GOAL: Without including any pictures, write out all the entries exactly.

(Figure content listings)
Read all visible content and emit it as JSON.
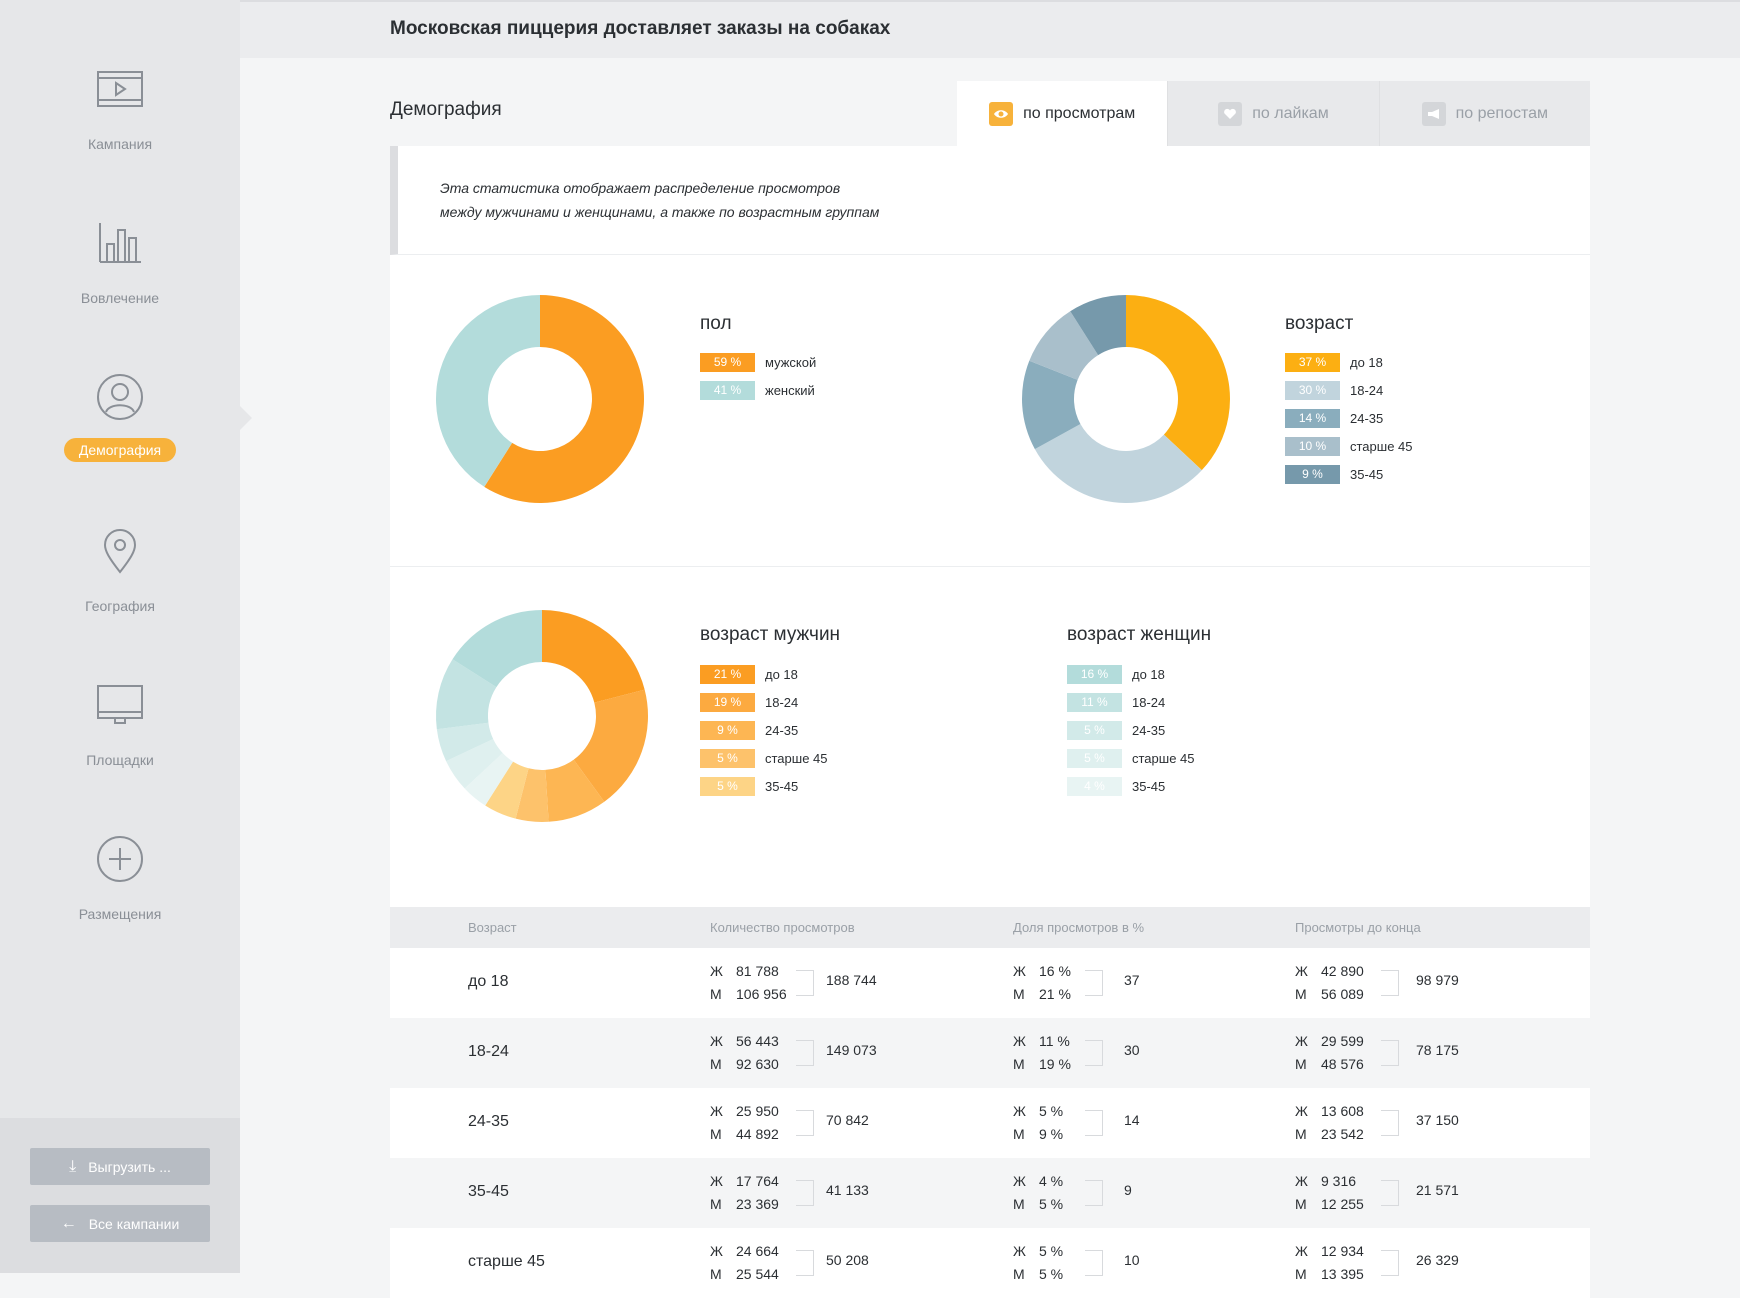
{
  "header": {
    "title": "Московская пиццерия доставляет заказы на собаках"
  },
  "sidebar": {
    "items": [
      {
        "label": "Кампания",
        "icon": "video-icon"
      },
      {
        "label": "Вовлечение",
        "icon": "bar-chart-icon"
      },
      {
        "label": "Демография",
        "icon": "user-icon"
      },
      {
        "label": "География",
        "icon": "map-pin-icon"
      },
      {
        "label": "Площадки",
        "icon": "monitor-icon"
      },
      {
        "label": "Размещения",
        "icon": "plus-circle-icon"
      }
    ],
    "active": "Демография",
    "export_label": "Выгрузить ...",
    "back_label": "Все кампании"
  },
  "section": {
    "title": "Демография",
    "tabs": [
      {
        "label": "по просмотрам",
        "icon": "eye-icon",
        "active": true
      },
      {
        "label": "по лайкам",
        "icon": "heart-icon",
        "active": false
      },
      {
        "label": "по репостам",
        "icon": "megaphone-icon",
        "active": false
      }
    ],
    "description": "Эта статистика отображает распределение просмотров между мужчинами и женщинами, а также по возрастным группам"
  },
  "chart_data": [
    {
      "type": "pie",
      "title": "пол",
      "slices": [
        {
          "label": "мужской",
          "value": 59,
          "value_label": "59 %",
          "color": "#fb9d22"
        },
        {
          "label": "женский",
          "value": 41,
          "value_label": "41 %",
          "color": "#b3dcdb"
        }
      ]
    },
    {
      "type": "pie",
      "title": "возраст",
      "slices": [
        {
          "label": "до 18",
          "value": 37,
          "value_label": "37 %",
          "color": "#fcaf12"
        },
        {
          "label": "18-24",
          "value": 30,
          "value_label": "30 %",
          "color": "#c1d4dd"
        },
        {
          "label": "24-35",
          "value": 14,
          "value_label": "14 %",
          "color": "#8aadbd"
        },
        {
          "label": "старше 45",
          "value": 10,
          "value_label": "10 %",
          "color": "#a9bfcb"
        },
        {
          "label": "35-45",
          "value": 9,
          "value_label": "9 %",
          "color": "#7699ab"
        }
      ]
    },
    {
      "type": "pie",
      "title": "возраст мужчин",
      "legend": [
        {
          "label": "до 18",
          "value": 21,
          "value_label": "21 %",
          "color": "#fb9d22"
        },
        {
          "label": "18-24",
          "value": 19,
          "value_label": "19 %",
          "color": "#fcaa40"
        },
        {
          "label": "24-35",
          "value": 9,
          "value_label": "9 %",
          "color": "#fdb653"
        },
        {
          "label": "старше 45",
          "value": 5,
          "value_label": "5 %",
          "color": "#fdc26b"
        },
        {
          "label": "35-45",
          "value": 5,
          "value_label": "5 %",
          "color": "#fdd486"
        }
      ]
    },
    {
      "type": "pie",
      "title": "возраст женщин",
      "legend": [
        {
          "label": "до 18",
          "value": 16,
          "value_label": "16 %",
          "color": "#b3dcdb"
        },
        {
          "label": "18-24",
          "value": 11,
          "value_label": "11 %",
          "color": "#c3e3e2"
        },
        {
          "label": "24-35",
          "value": 5,
          "value_label": "5 %",
          "color": "#d2eae9"
        },
        {
          "label": "старше 45",
          "value": 5,
          "value_label": "5 %",
          "color": "#dff0ef"
        },
        {
          "label": "35-45",
          "value": 4,
          "value_label": "4 %",
          "color": "#e8f4f3"
        }
      ]
    }
  ],
  "table": {
    "headers": [
      "Возраст",
      "Количество просмотров",
      "Доля просмотров в %",
      "Просмотры до конца"
    ],
    "f_label": "Ж",
    "m_label": "М",
    "rows": [
      {
        "age": "до 18",
        "views": {
          "f": "81 788",
          "m": "106 956",
          "total": "188 744"
        },
        "share": {
          "f": "16 %",
          "m": "21 %",
          "total": "37"
        },
        "complete": {
          "f": "42 890",
          "m": "56 089",
          "total": "98 979"
        }
      },
      {
        "age": "18-24",
        "views": {
          "f": "56 443",
          "m": "92 630",
          "total": "149 073"
        },
        "share": {
          "f": "11 %",
          "m": "19 %",
          "total": "30"
        },
        "complete": {
          "f": "29 599",
          "m": "48 576",
          "total": "78 175"
        }
      },
      {
        "age": "24-35",
        "views": {
          "f": "25 950",
          "m": "44 892",
          "total": "70 842"
        },
        "share": {
          "f": "5 %",
          "m": "9 %",
          "total": "14"
        },
        "complete": {
          "f": "13 608",
          "m": "23 542",
          "total": "37 150"
        }
      },
      {
        "age": "35-45",
        "views": {
          "f": "17 764",
          "m": "23 369",
          "total": "41 133"
        },
        "share": {
          "f": "4 %",
          "m": "5 %",
          "total": "9"
        },
        "complete": {
          "f": "9 316",
          "m": "12 255",
          "total": "21 571"
        }
      },
      {
        "age": "старше 45",
        "views": {
          "f": "24 664",
          "m": "25 544",
          "total": "50 208"
        },
        "share": {
          "f": "5 %",
          "m": "5 %",
          "total": "10"
        },
        "complete": {
          "f": "12 934",
          "m": "13 395",
          "total": "26 329"
        }
      }
    ]
  }
}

OUTPUT OF THE EXERCISE:
Read all visible content and emit it as JSON.
{
  "header": {
    "title": "Московская пиццерия доставляет заказы на собаках"
  },
  "sidebar": {
    "items": [
      {
        "label": "Кампания",
        "icon": "video-icon"
      },
      {
        "label": "Вовлечение",
        "icon": "bar-chart-icon"
      },
      {
        "label": "Демография",
        "icon": "user-icon"
      },
      {
        "label": "География",
        "icon": "map-pin-icon"
      },
      {
        "label": "Площадки",
        "icon": "monitor-icon"
      },
      {
        "label": "Размещения",
        "icon": "plus-circle-icon"
      }
    ],
    "active": "Демография",
    "export_label": "Выгрузить ...",
    "back_label": "Все кампании"
  },
  "section": {
    "title": "Демография",
    "tabs": [
      {
        "label": "по просмотрам",
        "icon": "eye-icon",
        "active": true
      },
      {
        "label": "по лайкам",
        "icon": "heart-icon",
        "active": false
      },
      {
        "label": "по репостам",
        "icon": "megaphone-icon",
        "active": false
      }
    ],
    "description": "Эта статистика отображает распределение просмотров между мужчинами и женщинами, а также по возрастным группам"
  },
  "chart_data": [
    {
      "type": "pie",
      "title": "пол",
      "slices": [
        {
          "label": "мужской",
          "value": 59,
          "value_label": "59 %",
          "color": "#fb9d22"
        },
        {
          "label": "женский",
          "value": 41,
          "value_label": "41 %",
          "color": "#b3dcdb"
        }
      ]
    },
    {
      "type": "pie",
      "title": "возраст",
      "slices": [
        {
          "label": "до 18",
          "value": 37,
          "value_label": "37 %",
          "color": "#fcaf12"
        },
        {
          "label": "18-24",
          "value": 30,
          "value_label": "30 %",
          "color": "#c1d4dd"
        },
        {
          "label": "24-35",
          "value": 14,
          "value_label": "14 %",
          "color": "#8aadbd"
        },
        {
          "label": "старше 45",
          "value": 10,
          "value_label": "10 %",
          "color": "#a9bfcb"
        },
        {
          "label": "35-45",
          "value": 9,
          "value_label": "9 %",
          "color": "#7699ab"
        }
      ]
    },
    {
      "type": "pie",
      "title": "возраст мужчин",
      "legend": [
        {
          "label": "до 18",
          "value": 21,
          "value_label": "21 %",
          "color": "#fb9d22"
        },
        {
          "label": "18-24",
          "value": 19,
          "value_label": "19 %",
          "color": "#fcaa40"
        },
        {
          "label": "24-35",
          "value": 9,
          "value_label": "9 %",
          "color": "#fdb653"
        },
        {
          "label": "старше 45",
          "value": 5,
          "value_label": "5 %",
          "color": "#fdc26b"
        },
        {
          "label": "35-45",
          "value": 5,
          "value_label": "5 %",
          "color": "#fdd486"
        }
      ]
    },
    {
      "type": "pie",
      "title": "возраст женщин",
      "legend": [
        {
          "label": "до 18",
          "value": 16,
          "value_label": "16 %",
          "color": "#b3dcdb"
        },
        {
          "label": "18-24",
          "value": 11,
          "value_label": "11 %",
          "color": "#c3e3e2"
        },
        {
          "label": "24-35",
          "value": 5,
          "value_label": "5 %",
          "color": "#d2eae9"
        },
        {
          "label": "старше 45",
          "value": 5,
          "value_label": "5 %",
          "color": "#dff0ef"
        },
        {
          "label": "35-45",
          "value": 4,
          "value_label": "4 %",
          "color": "#e8f4f3"
        }
      ]
    }
  ],
  "table": {
    "headers": [
      "Возраст",
      "Количество просмотров",
      "Доля просмотров в %",
      "Просмотры до конца"
    ],
    "f_label": "Ж",
    "m_label": "М",
    "rows": [
      {
        "age": "до 18",
        "views": {
          "f": "81 788",
          "m": "106 956",
          "total": "188 744"
        },
        "share": {
          "f": "16 %",
          "m": "21 %",
          "total": "37"
        },
        "complete": {
          "f": "42 890",
          "m": "56 089",
          "total": "98 979"
        }
      },
      {
        "age": "18-24",
        "views": {
          "f": "56 443",
          "m": "92 630",
          "total": "149 073"
        },
        "share": {
          "f": "11 %",
          "m": "19 %",
          "total": "30"
        },
        "complete": {
          "f": "29 599",
          "m": "48 576",
          "total": "78 175"
        }
      },
      {
        "age": "24-35",
        "views": {
          "f": "25 950",
          "m": "44 892",
          "total": "70 842"
        },
        "share": {
          "f": "5 %",
          "m": "9 %",
          "total": "14"
        },
        "complete": {
          "f": "13 608",
          "m": "23 542",
          "total": "37 150"
        }
      },
      {
        "age": "35-45",
        "views": {
          "f": "17 764",
          "m": "23 369",
          "total": "41 133"
        },
        "share": {
          "f": "4 %",
          "m": "5 %",
          "total": "9"
        },
        "complete": {
          "f": "9 316",
          "m": "12 255",
          "total": "21 571"
        }
      },
      {
        "age": "старше 45",
        "views": {
          "f": "24 664",
          "m": "25 544",
          "total": "50 208"
        },
        "share": {
          "f": "5 %",
          "m": "5 %",
          "total": "10"
        },
        "complete": {
          "f": "12 934",
          "m": "13 395",
          "total": "26 329"
        }
      }
    ]
  }
}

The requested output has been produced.